═══ Stored data
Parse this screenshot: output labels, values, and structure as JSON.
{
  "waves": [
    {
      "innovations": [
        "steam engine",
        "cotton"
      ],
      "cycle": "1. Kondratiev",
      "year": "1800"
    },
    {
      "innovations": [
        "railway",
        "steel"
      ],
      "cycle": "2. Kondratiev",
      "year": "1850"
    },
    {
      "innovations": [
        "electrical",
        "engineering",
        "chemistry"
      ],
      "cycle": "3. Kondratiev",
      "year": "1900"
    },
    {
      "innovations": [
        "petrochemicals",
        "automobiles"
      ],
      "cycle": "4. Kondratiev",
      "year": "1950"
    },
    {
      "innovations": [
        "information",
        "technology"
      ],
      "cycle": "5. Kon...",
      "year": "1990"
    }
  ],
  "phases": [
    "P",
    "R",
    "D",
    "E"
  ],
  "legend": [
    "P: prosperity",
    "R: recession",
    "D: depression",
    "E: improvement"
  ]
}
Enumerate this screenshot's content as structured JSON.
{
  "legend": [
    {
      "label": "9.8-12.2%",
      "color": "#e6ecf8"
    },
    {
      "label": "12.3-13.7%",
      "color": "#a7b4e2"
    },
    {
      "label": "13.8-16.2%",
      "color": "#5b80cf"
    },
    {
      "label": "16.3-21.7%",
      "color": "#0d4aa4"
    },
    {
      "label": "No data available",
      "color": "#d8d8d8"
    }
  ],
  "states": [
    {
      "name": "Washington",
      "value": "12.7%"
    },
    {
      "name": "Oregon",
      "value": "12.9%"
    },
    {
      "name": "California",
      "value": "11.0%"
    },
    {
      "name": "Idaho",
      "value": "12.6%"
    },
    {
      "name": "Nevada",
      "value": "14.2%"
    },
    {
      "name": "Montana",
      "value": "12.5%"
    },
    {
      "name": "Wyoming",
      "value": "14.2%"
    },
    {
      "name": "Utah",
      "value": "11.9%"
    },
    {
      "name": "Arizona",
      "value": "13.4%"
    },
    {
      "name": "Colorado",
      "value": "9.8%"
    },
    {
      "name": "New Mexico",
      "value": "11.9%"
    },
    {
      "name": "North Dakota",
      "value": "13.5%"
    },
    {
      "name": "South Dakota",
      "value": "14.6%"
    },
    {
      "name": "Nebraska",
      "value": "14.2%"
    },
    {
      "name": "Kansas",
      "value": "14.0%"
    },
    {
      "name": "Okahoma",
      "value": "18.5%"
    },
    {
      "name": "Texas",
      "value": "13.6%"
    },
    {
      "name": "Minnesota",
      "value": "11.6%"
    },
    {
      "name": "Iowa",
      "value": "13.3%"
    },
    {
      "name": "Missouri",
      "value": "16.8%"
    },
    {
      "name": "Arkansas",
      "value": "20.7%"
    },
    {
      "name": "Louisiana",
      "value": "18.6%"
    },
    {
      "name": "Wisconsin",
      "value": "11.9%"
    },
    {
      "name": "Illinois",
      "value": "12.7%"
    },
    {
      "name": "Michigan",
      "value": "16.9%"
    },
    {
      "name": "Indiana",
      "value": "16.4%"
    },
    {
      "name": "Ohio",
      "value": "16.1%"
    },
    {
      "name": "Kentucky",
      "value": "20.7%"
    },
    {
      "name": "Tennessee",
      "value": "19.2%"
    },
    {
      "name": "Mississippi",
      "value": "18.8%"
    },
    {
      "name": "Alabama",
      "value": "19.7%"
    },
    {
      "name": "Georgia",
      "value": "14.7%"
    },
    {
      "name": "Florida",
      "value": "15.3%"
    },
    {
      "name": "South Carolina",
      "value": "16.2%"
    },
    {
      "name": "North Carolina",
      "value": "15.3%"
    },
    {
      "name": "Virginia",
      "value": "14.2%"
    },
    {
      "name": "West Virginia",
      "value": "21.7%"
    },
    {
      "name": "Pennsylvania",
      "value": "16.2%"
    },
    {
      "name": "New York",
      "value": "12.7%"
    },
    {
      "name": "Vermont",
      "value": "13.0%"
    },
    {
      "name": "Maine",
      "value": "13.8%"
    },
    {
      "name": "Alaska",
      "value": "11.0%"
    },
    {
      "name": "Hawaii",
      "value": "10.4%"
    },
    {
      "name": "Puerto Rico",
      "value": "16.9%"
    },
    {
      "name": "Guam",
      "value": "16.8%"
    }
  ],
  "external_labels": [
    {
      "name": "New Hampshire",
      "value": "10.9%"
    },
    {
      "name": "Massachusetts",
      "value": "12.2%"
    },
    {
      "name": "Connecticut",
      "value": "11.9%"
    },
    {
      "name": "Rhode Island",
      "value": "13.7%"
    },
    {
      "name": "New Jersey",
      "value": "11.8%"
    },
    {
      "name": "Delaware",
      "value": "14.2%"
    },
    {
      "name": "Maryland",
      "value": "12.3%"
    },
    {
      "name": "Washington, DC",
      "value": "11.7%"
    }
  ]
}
══════
=== Exercise task ===
Reproduce the complete data exactly as presented above.

=== Answer to this task ===
Parse this screenshot: output labels, values, and structure as JSON.
{
  "waves": [
    {
      "innovations": [
        "steam engine",
        "cotton"
      ],
      "cycle": "1. Kondratiev",
      "year": "1800"
    },
    {
      "innovations": [
        "railway",
        "steel"
      ],
      "cycle": "2. Kondratiev",
      "year": "1850"
    },
    {
      "innovations": [
        "electrical",
        "engineering",
        "chemistry"
      ],
      "cycle": "3. Kondratiev",
      "year": "1900"
    },
    {
      "innovations": [
        "petrochemicals",
        "automobiles"
      ],
      "cycle": "4. Kondratiev",
      "year": "1950"
    },
    {
      "innovations": [
        "information",
        "technology"
      ],
      "cycle": "5. Kon...",
      "year": "1990"
    }
  ],
  "phases": [
    "P",
    "R",
    "D",
    "E"
  ],
  "legend": [
    "P: prosperity",
    "R: recession",
    "D: depression",
    "E: improvement"
  ]
}
Enumerate this screenshot's content as structured JSON.
{
  "legend": [
    {
      "label": "9.8-12.2%",
      "color": "#e6ecf8"
    },
    {
      "label": "12.3-13.7%",
      "color": "#a7b4e2"
    },
    {
      "label": "13.8-16.2%",
      "color": "#5b80cf"
    },
    {
      "label": "16.3-21.7%",
      "color": "#0d4aa4"
    },
    {
      "label": "No data available",
      "color": "#d8d8d8"
    }
  ],
  "states": [
    {
      "name": "Washington",
      "value": "12.7%"
    },
    {
      "name": "Oregon",
      "value": "12.9%"
    },
    {
      "name": "California",
      "value": "11.0%"
    },
    {
      "name": "Idaho",
      "value": "12.6%"
    },
    {
      "name": "Nevada",
      "value": "14.2%"
    },
    {
      "name": "Montana",
      "value": "12.5%"
    },
    {
      "name": "Wyoming",
      "value": "14.2%"
    },
    {
      "name": "Utah",
      "value": "11.9%"
    },
    {
      "name": "Arizona",
      "value": "13.4%"
    },
    {
      "name": "Colorado",
      "value": "9.8%"
    },
    {
      "name": "New Mexico",
      "value": "11.9%"
    },
    {
      "name": "North Dakota",
      "value": "13.5%"
    },
    {
      "name": "South Dakota",
      "value": "14.6%"
    },
    {
      "name": "Nebraska",
      "value": "14.2%"
    },
    {
      "name": "Kansas",
      "value": "14.0%"
    },
    {
      "name": "Okahoma",
      "value": "18.5%"
    },
    {
      "name": "Texas",
      "value": "13.6%"
    },
    {
      "name": "Minnesota",
      "value": "11.6%"
    },
    {
      "name": "Iowa",
      "value": "13.3%"
    },
    {
      "name": "Missouri",
      "value": "16.8%"
    },
    {
      "name": "Arkansas",
      "value": "20.7%"
    },
    {
      "name": "Louisiana",
      "value": "18.6%"
    },
    {
      "name": "Wisconsin",
      "value": "11.9%"
    },
    {
      "name": "Illinois",
      "value": "12.7%"
    },
    {
      "name": "Michigan",
      "value": "16.9%"
    },
    {
      "name": "Indiana",
      "value": "16.4%"
    },
    {
      "name": "Ohio",
      "value": "16.1%"
    },
    {
      "name": "Kentucky",
      "value": "20.7%"
    },
    {
      "name": "Tennessee",
      "value": "19.2%"
    },
    {
      "name": "Mississippi",
      "value": "18.8%"
    },
    {
      "name": "Alabama",
      "value": "19.7%"
    },
    {
      "name": "Georgia",
      "value": "14.7%"
    },
    {
      "name": "Florida",
      "value": "15.3%"
    },
    {
      "name": "South Carolina",
      "value": "16.2%"
    },
    {
      "name": "North Carolina",
      "value": "15.3%"
    },
    {
      "name": "Virginia",
      "value": "14.2%"
    },
    {
      "name": "West Virginia",
      "value": "21.7%"
    },
    {
      "name": "Pennsylvania",
      "value": "16.2%"
    },
    {
      "name": "New York",
      "value": "12.7%"
    },
    {
      "name": "Vermont",
      "value": "13.0%"
    },
    {
      "name": "Maine",
      "value": "13.8%"
    },
    {
      "name": "Alaska",
      "value": "11.0%"
    },
    {
      "name": "Hawaii",
      "value": "10.4%"
    },
    {
      "name": "Puerto Rico",
      "value": "16.9%"
    },
    {
      "name": "Guam",
      "value": "16.8%"
    }
  ],
  "external_labels": [
    {
      "name": "New Hampshire",
      "value": "10.9%"
    },
    {
      "name": "Massachusetts",
      "value": "12.2%"
    },
    {
      "name": "Connecticut",
      "value": "11.9%"
    },
    {
      "name": "Rhode Island",
      "value": "13.7%"
    },
    {
      "name": "New Jersey",
      "value": "11.8%"
    },
    {
      "name": "Delaware",
      "value": "14.2%"
    },
    {
      "name": "Maryland",
      "value": "12.3%"
    },
    {
      "name": "Washington, DC",
      "value": "11.7%"
    }
  ]
}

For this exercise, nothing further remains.